_WORK REQUIRED_: Copy the entries below without changes, beginning at the line that contains "Identify all the" and stopping after the line that contains "shortcut-arrow-icon: ↗ — [15, 458, 29, 472]".

_GIVEN INFORMATION_:
━━━
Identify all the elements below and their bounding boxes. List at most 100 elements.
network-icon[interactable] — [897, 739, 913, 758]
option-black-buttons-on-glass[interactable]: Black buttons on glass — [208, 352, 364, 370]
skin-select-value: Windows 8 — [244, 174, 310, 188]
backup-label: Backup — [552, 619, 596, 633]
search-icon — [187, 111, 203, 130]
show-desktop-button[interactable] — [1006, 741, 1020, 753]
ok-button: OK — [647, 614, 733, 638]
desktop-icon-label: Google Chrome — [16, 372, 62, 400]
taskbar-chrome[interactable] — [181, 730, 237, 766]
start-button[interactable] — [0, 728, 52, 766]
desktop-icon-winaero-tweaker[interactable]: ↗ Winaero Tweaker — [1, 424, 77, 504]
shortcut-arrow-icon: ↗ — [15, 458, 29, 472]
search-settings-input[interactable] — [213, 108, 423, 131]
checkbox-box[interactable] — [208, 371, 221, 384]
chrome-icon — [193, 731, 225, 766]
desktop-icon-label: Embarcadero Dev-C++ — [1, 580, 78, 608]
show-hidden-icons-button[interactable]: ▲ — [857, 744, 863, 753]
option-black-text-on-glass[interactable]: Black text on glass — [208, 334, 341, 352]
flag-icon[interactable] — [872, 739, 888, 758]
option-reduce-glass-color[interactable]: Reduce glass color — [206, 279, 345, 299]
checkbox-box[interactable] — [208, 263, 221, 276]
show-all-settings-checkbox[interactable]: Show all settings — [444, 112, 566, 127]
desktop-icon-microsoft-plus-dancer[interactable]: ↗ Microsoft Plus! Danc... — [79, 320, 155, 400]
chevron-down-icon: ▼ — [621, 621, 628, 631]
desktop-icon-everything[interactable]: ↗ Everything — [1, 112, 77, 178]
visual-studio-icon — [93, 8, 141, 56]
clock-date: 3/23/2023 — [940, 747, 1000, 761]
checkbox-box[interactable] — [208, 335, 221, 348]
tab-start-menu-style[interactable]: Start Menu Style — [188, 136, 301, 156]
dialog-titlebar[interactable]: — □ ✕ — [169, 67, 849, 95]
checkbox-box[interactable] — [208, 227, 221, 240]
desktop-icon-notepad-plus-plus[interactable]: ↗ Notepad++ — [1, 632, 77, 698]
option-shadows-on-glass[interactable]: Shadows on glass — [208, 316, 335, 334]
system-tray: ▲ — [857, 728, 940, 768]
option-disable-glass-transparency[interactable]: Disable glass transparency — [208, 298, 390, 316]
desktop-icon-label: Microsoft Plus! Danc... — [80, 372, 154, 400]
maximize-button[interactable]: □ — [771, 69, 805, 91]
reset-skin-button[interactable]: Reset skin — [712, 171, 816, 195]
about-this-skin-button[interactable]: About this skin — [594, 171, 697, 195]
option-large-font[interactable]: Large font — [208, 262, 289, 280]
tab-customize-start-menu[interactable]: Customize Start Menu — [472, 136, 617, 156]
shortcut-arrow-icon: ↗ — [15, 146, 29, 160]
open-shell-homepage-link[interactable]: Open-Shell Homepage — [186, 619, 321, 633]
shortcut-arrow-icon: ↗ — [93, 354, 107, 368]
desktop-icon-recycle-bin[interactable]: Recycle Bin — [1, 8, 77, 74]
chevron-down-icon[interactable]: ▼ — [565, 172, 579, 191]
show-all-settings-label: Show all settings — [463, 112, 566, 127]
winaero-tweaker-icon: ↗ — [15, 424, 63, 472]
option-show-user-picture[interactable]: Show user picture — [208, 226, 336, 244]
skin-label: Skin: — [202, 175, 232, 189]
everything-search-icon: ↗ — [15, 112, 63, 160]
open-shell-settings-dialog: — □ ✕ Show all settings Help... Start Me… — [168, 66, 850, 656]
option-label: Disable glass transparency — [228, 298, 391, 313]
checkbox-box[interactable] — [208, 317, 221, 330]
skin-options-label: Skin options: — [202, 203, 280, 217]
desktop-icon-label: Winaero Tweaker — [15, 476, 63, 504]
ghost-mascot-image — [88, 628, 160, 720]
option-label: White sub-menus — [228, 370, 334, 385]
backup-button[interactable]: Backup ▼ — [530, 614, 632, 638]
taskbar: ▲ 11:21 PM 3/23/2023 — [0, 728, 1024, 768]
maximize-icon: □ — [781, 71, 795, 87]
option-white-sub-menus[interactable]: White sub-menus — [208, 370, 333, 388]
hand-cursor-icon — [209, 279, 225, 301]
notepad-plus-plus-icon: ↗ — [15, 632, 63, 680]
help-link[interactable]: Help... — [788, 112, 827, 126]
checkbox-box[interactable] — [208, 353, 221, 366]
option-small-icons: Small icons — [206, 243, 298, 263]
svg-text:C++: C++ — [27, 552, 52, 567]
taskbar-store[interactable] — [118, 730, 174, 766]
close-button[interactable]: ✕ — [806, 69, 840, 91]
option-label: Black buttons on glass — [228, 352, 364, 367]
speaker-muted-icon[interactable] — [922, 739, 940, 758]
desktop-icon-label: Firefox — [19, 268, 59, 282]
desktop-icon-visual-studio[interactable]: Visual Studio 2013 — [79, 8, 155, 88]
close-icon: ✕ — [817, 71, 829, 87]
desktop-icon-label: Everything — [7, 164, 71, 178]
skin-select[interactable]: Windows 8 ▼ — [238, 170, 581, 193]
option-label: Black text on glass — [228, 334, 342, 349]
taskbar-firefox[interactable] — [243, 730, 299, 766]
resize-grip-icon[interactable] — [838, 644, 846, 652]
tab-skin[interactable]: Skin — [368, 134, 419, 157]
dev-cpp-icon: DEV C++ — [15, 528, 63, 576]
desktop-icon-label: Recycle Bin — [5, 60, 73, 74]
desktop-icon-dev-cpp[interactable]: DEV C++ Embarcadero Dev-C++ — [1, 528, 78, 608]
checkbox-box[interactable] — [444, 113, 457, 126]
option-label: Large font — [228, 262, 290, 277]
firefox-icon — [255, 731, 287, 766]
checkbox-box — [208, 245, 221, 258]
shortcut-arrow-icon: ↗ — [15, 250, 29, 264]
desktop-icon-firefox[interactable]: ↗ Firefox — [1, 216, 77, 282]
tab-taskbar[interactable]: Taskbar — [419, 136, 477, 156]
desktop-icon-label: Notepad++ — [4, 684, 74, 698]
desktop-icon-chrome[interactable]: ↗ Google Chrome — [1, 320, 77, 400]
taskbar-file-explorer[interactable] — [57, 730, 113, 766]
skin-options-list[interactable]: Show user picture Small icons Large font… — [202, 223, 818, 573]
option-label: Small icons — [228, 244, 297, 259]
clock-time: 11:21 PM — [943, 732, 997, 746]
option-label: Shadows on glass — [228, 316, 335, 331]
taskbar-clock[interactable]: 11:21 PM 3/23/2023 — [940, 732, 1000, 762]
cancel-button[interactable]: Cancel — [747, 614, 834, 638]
━━━
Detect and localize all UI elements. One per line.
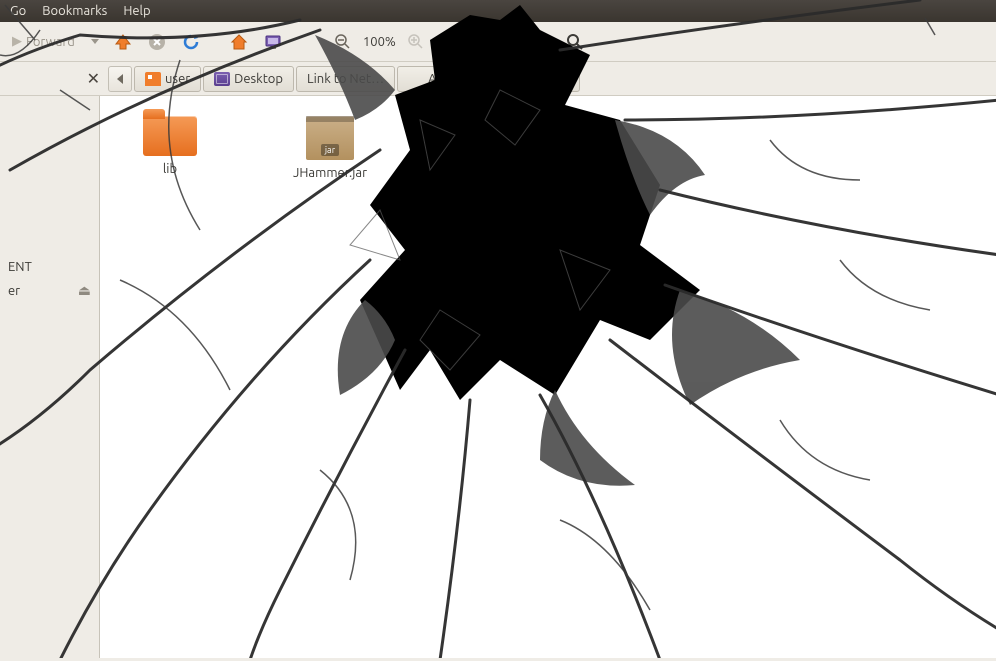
━━━
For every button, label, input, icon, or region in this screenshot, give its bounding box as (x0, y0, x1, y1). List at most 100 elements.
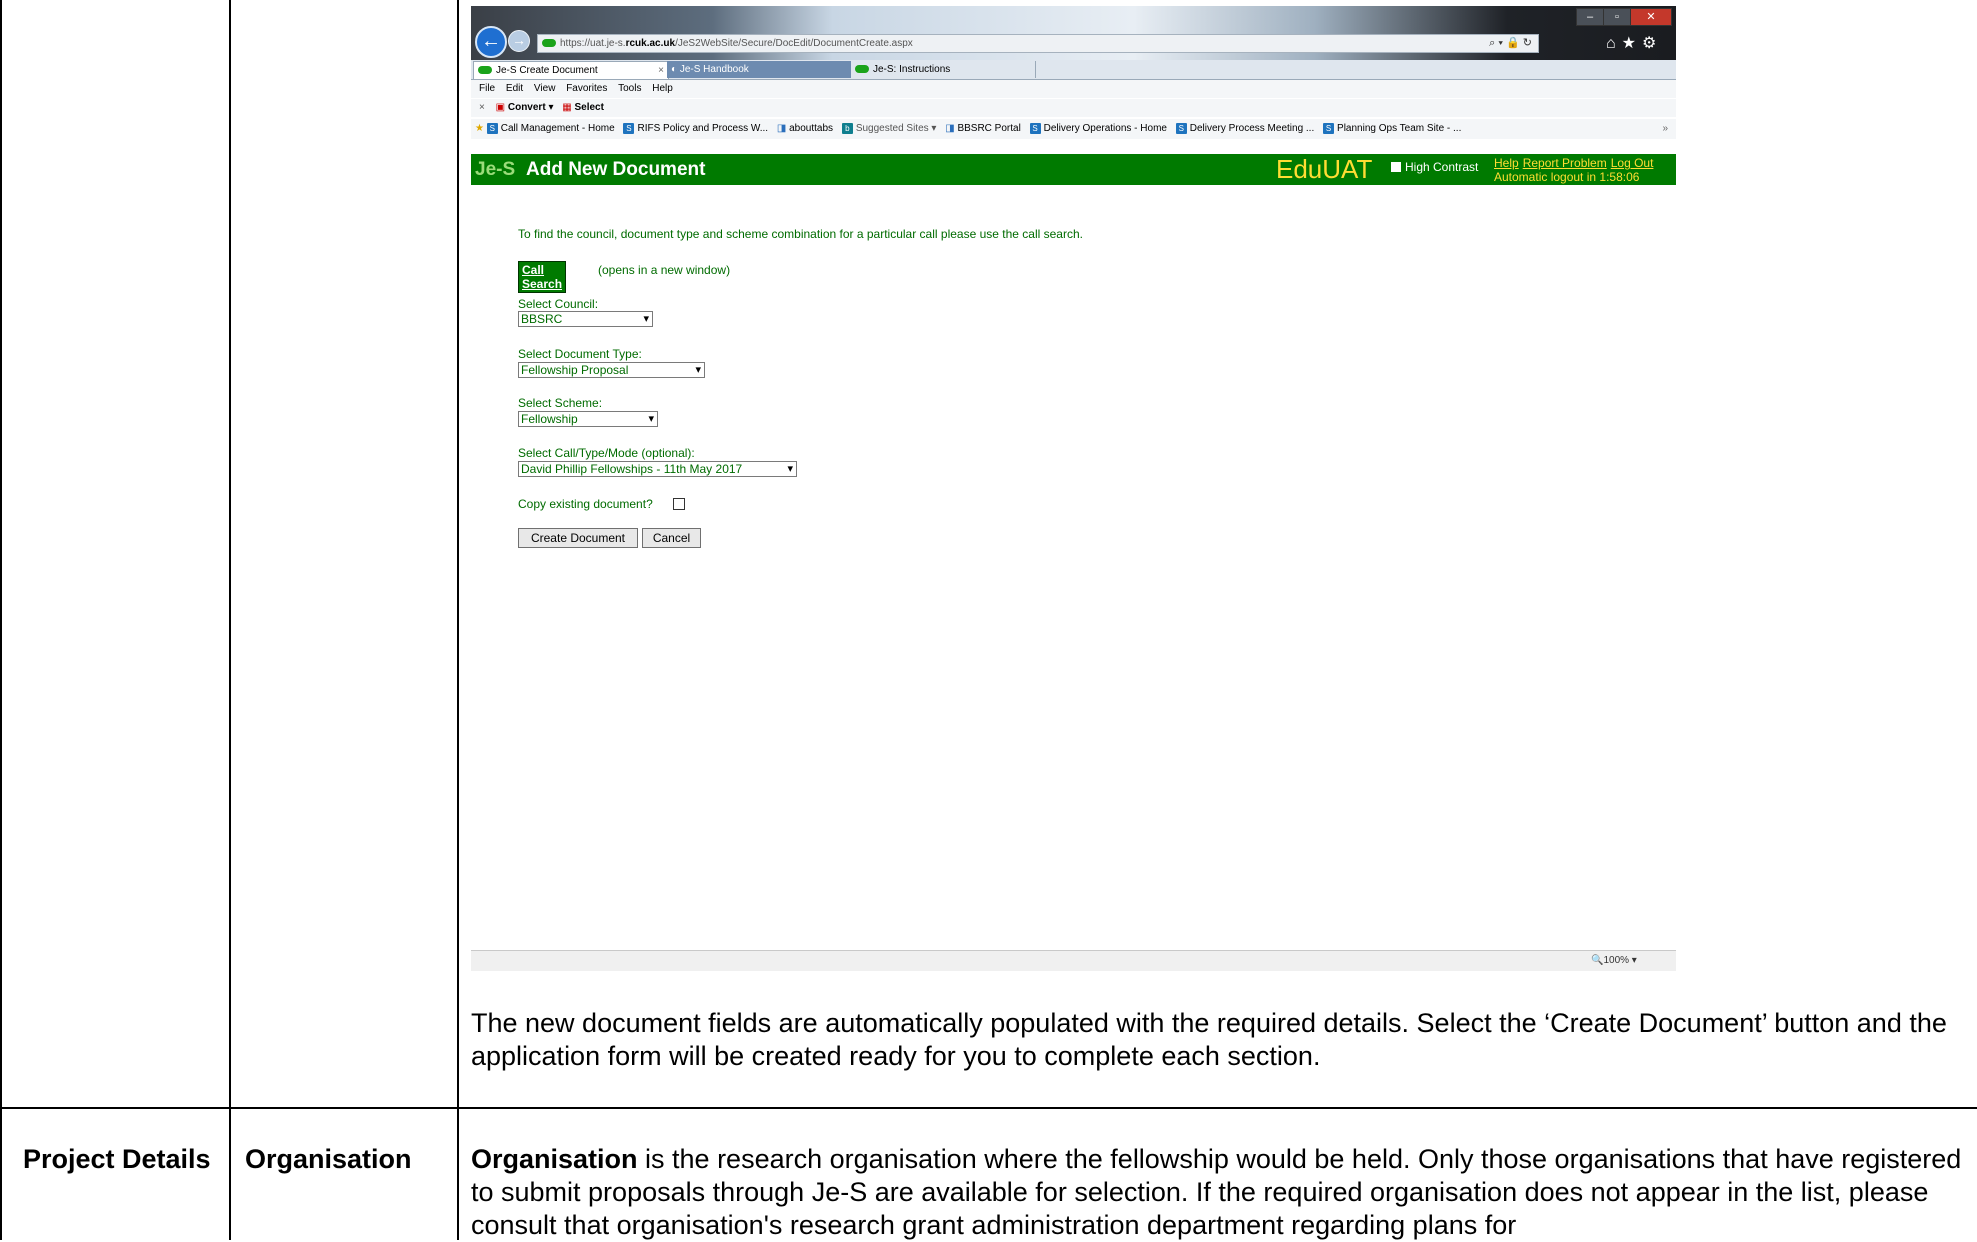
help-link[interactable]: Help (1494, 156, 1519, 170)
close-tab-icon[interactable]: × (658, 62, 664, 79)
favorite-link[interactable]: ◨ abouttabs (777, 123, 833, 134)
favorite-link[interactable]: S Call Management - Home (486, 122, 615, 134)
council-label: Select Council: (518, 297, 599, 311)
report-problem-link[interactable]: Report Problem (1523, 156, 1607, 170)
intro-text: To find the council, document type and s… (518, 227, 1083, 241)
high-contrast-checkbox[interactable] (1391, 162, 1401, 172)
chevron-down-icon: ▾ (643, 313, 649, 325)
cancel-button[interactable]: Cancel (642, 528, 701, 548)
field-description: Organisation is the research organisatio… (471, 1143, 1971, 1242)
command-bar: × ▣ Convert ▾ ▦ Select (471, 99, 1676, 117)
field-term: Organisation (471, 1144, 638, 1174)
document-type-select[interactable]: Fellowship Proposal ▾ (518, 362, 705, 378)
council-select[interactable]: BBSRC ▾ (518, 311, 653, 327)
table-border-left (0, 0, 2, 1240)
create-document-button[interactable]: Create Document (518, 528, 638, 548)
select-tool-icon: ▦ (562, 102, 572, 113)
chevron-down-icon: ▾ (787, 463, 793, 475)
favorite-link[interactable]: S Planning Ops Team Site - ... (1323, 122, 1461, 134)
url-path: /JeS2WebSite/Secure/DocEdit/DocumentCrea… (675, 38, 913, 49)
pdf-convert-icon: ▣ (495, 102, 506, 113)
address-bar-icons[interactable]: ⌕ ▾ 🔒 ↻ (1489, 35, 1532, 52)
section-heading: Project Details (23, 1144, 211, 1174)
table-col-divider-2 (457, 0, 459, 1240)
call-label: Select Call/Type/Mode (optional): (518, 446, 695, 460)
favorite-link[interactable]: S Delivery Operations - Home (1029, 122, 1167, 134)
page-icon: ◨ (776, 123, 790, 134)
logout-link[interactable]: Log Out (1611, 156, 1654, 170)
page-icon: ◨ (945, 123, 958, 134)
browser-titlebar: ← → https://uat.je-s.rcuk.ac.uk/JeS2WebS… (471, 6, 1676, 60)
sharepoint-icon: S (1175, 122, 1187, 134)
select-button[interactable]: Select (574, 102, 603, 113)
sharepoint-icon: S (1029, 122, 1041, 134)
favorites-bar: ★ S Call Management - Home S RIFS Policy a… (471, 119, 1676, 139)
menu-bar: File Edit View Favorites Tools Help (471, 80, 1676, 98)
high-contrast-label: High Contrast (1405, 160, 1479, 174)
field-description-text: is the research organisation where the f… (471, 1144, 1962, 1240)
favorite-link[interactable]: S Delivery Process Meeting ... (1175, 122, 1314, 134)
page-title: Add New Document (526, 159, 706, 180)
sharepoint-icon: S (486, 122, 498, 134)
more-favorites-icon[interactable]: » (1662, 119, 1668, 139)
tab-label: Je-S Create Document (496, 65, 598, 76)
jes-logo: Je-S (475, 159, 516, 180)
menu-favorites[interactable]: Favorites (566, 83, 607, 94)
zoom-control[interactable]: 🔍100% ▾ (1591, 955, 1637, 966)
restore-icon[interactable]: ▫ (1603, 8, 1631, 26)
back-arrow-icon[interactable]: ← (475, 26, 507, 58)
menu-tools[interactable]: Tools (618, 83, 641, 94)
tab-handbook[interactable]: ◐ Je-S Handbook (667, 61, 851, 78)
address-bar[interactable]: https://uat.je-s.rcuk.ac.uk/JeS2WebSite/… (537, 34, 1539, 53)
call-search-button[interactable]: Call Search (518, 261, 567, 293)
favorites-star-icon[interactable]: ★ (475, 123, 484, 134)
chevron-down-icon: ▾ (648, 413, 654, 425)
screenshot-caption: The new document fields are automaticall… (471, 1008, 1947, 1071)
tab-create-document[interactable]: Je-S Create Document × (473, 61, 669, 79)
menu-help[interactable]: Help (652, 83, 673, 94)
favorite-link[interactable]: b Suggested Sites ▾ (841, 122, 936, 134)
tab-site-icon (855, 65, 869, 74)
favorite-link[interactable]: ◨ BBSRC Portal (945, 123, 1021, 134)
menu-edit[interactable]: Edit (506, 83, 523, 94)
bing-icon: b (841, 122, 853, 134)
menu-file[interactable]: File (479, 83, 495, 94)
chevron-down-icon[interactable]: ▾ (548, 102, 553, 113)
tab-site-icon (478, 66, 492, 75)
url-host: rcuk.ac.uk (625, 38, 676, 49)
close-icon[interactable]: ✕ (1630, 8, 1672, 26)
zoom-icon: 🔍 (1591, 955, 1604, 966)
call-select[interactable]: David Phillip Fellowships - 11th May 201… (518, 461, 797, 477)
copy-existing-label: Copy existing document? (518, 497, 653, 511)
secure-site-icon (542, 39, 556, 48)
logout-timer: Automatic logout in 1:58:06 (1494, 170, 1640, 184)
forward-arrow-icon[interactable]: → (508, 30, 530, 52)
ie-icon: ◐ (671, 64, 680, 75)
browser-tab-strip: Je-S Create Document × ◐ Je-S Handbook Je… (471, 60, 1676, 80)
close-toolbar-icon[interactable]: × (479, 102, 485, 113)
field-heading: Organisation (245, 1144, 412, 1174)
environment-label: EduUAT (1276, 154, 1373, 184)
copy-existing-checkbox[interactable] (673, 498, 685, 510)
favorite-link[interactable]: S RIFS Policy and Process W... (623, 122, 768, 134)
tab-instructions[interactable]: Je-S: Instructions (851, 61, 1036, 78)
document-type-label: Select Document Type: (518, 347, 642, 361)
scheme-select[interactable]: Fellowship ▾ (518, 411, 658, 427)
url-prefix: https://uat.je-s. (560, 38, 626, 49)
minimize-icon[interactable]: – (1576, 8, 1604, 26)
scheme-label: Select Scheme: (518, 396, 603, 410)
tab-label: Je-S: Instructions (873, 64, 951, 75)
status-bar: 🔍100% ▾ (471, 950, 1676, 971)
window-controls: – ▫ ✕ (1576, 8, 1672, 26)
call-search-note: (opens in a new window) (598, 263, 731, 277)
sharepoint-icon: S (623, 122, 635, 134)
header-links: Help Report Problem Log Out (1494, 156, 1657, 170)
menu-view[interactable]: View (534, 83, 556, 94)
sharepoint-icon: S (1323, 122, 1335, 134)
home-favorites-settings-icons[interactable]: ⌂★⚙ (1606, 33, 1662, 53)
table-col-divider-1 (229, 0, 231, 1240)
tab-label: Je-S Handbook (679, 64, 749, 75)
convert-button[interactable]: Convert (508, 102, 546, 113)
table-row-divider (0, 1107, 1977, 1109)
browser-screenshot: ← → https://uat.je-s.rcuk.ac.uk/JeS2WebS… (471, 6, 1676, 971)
━━━
_SOLVED EXERCISE_:
Identify all the elements below and their bounding boxes. List at most 100 elements.
network-icon[interactable] — [897, 739, 913, 758]
option-black-buttons-on-glass[interactable]: Black buttons on glass — [208, 352, 364, 370]
skin-select-value: Windows 8 — [244, 174, 310, 188]
backup-label: Backup — [552, 619, 596, 633]
search-icon — [187, 111, 203, 130]
show-desktop-button[interactable] — [1006, 741, 1020, 753]
ok-button: OK — [647, 614, 733, 638]
desktop-icon-label: Google Chrome — [16, 372, 62, 400]
taskbar-chrome[interactable] — [181, 730, 237, 766]
start-button[interactable] — [0, 728, 52, 766]
desktop-icon-winaero-tweaker[interactable]: ↗ Winaero Tweaker — [1, 424, 77, 504]
shortcut-arrow-icon: ↗ — [15, 458, 29, 472]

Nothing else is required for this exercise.